Written problem :: Collect each line of the records containing the string "screenshot".
** Start **
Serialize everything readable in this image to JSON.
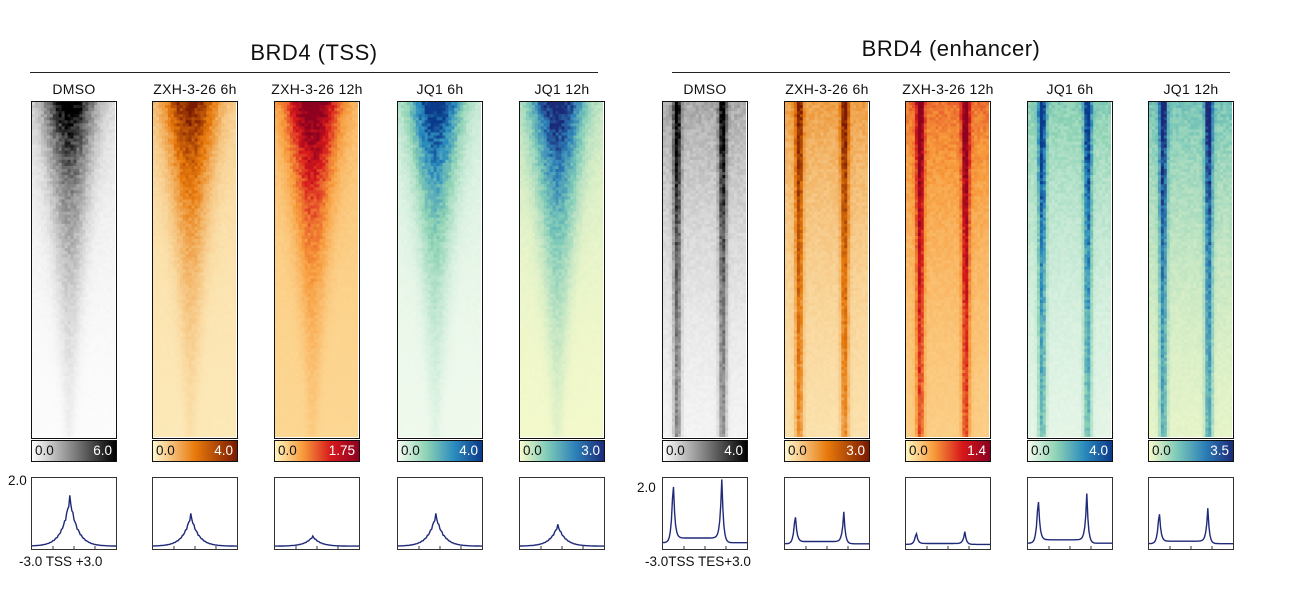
{
  "groups": [
    {
      "title": "BRD4 (TSS)",
      "profile_mode": "single",
      "ymax_label": "2.0",
      "xaxis_label": "-3.0 TSS +3.0",
      "columns": [
        {
          "label": "DMSO",
          "cmin": "0.0",
          "cmax": "6.0",
          "palette": "gray",
          "peak": 0.7
        },
        {
          "label": "ZXH-3-26 6h",
          "cmin": "0.0",
          "cmax": "4.0",
          "palette": "orange",
          "peak": 0.45
        },
        {
          "label": "ZXH-3-26 12h",
          "cmin": "0.0",
          "cmax": "1.75",
          "palette": "red",
          "peak": 0.14
        },
        {
          "label": "JQ1 6h",
          "cmin": "0.0",
          "cmax": "4.0",
          "palette": "blue",
          "peak": 0.45
        },
        {
          "label": "JQ1 12h",
          "cmin": "0.0",
          "cmax": "3.0",
          "palette": "darkblue",
          "peak": 0.3
        }
      ]
    },
    {
      "title": "BRD4 (enhancer)",
      "profile_mode": "double",
      "ymax_label": "2.0",
      "xaxis_label": "-3.0TSS TES+3.0",
      "columns": [
        {
          "label": "DMSO",
          "cmin": "0.0",
          "cmax": "4.0",
          "palette": "gray",
          "peak": 0.95
        },
        {
          "label": "ZXH-3-26 6h",
          "cmin": "0.0",
          "cmax": "3.0",
          "palette": "orange",
          "peak": 0.45
        },
        {
          "label": "ZXH-3-26 12h",
          "cmin": "0.0",
          "cmax": "1.4",
          "palette": "red",
          "peak": 0.18
        },
        {
          "label": "JQ1 6h",
          "cmin": "0.0",
          "cmax": "4.0",
          "palette": "blue",
          "peak": 0.7
        },
        {
          "label": "JQ1 12h",
          "cmin": "0.0",
          "cmax": "3.5",
          "palette": "darkblue",
          "peak": 0.5
        }
      ]
    }
  ],
  "palettes": {
    "gray": [
      "#ffffff",
      "#000000"
    ],
    "orange": [
      "#fff8d0",
      "#e87a0c",
      "#7a1a00"
    ],
    "red": [
      "#fff6c0",
      "#f79a3a",
      "#d7191c",
      "#8c0020"
    ],
    "blue": [
      "#f3fbef",
      "#8fd3b5",
      "#2b8cbe",
      "#0b3a8a"
    ],
    "darkblue": [
      "#f8fbcc",
      "#7cc9b8",
      "#2c7fb8",
      "#1b2a78"
    ]
  }
}
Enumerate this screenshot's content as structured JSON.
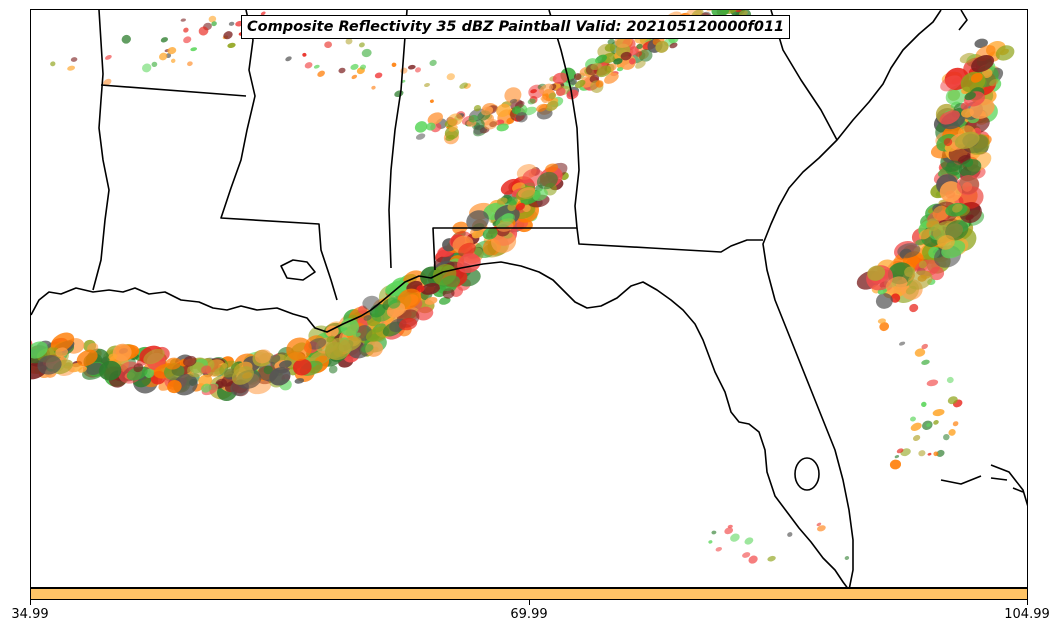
{
  "title": "Composite Reflectivity 35 dBZ Paintball Valid: 202105120000f011",
  "colorbar": {
    "color": "#ffc466",
    "ticks": [
      "34.99",
      "69.99",
      "104.99"
    ]
  },
  "colors": {
    "paint": [
      "#e8231a",
      "#ff7a00",
      "#ff9e4a",
      "#ffa830",
      "#2e7d2e",
      "#5cd65c",
      "#3aad3a",
      "#8fa31a",
      "#b3a633",
      "#7a1f1f",
      "#555555",
      "#f24c4c"
    ]
  }
}
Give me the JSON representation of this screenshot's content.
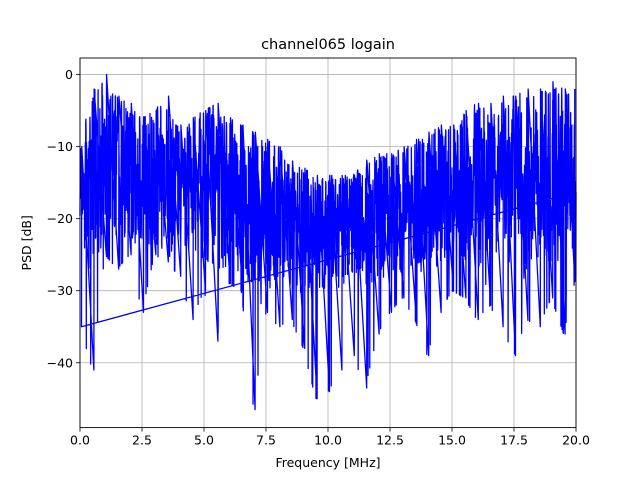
{
  "chart_data": {
    "type": "line",
    "title": "channel065 logain",
    "xlabel": "Frequency [MHz]",
    "ylabel": "PSD [dB]",
    "xlim": [
      0,
      20
    ],
    "ylim": [
      -49,
      2.3
    ],
    "x_ticks": [
      0,
      2.5,
      5,
      7.5,
      10,
      12.5,
      15,
      17.5,
      20
    ],
    "x_tick_labels": [
      "0.0",
      "2.5",
      "5.0",
      "7.5",
      "10.0",
      "12.5",
      "15.0",
      "17.5",
      "20.0"
    ],
    "y_ticks": [
      0,
      -10,
      -20,
      -30,
      -40
    ],
    "y_tick_labels": [
      "0",
      "−10",
      "−20",
      "−30",
      "−40"
    ],
    "grid": true,
    "legend": "none",
    "series": [
      {
        "color": "#0000ff",
        "envelope_points": {
          "x": [
            0,
            0.5,
            1,
            1.5,
            2,
            2.5,
            3,
            3.5,
            4,
            4.5,
            5,
            5.5,
            6,
            6.5,
            7,
            7.5,
            8,
            8.5,
            9,
            9.5,
            10,
            10.5,
            11,
            11.5,
            12,
            12.5,
            13,
            13.5,
            14,
            14.5,
            15,
            15.5,
            16,
            16.5,
            17,
            17.5,
            18,
            18.5,
            19,
            19.5,
            20
          ],
          "upper": [
            -10,
            -2,
            0,
            -3,
            -4,
            -6,
            -5,
            -3,
            -7,
            -6,
            -5,
            -4,
            -6,
            -7,
            -8,
            -9,
            -10,
            -12,
            -13,
            -14,
            -14,
            -14,
            -14,
            -12,
            -11,
            -11,
            -10,
            -9,
            -8,
            -7,
            -7,
            -5,
            -4,
            -4,
            -3,
            -3,
            -2,
            -2,
            -1,
            -2,
            -2
          ],
          "lower": [
            -35,
            -41,
            -25,
            -27,
            -25,
            -33,
            -25,
            -26,
            -28,
            -34,
            -30,
            -37,
            -29,
            -30,
            -46.5,
            -33,
            -35,
            -34,
            -38,
            -45,
            -44,
            -41,
            -39,
            -43.5,
            -36,
            -33,
            -31,
            -34,
            -39,
            -33,
            -30,
            -31,
            -34,
            -32,
            -35,
            -39,
            -34,
            -35,
            -31,
            -36,
            -28
          ],
          "center": [
            -17,
            -14,
            -13,
            -14,
            -14,
            -15,
            -15,
            -15,
            -15,
            -16,
            -16,
            -16,
            -17,
            -18,
            -19,
            -20,
            -20,
            -21,
            -22,
            -22,
            -22,
            -22,
            -21,
            -21,
            -20,
            -20,
            -19,
            -18,
            -17,
            -17,
            -16,
            -16,
            -16,
            -15,
            -15,
            -15,
            -15,
            -14,
            -14,
            -14,
            -14
          ]
        }
      }
    ]
  }
}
** End **
Result ::
Enumerate this screenshot's content as structured JSON.
Give me the JSON representation of this screenshot's content.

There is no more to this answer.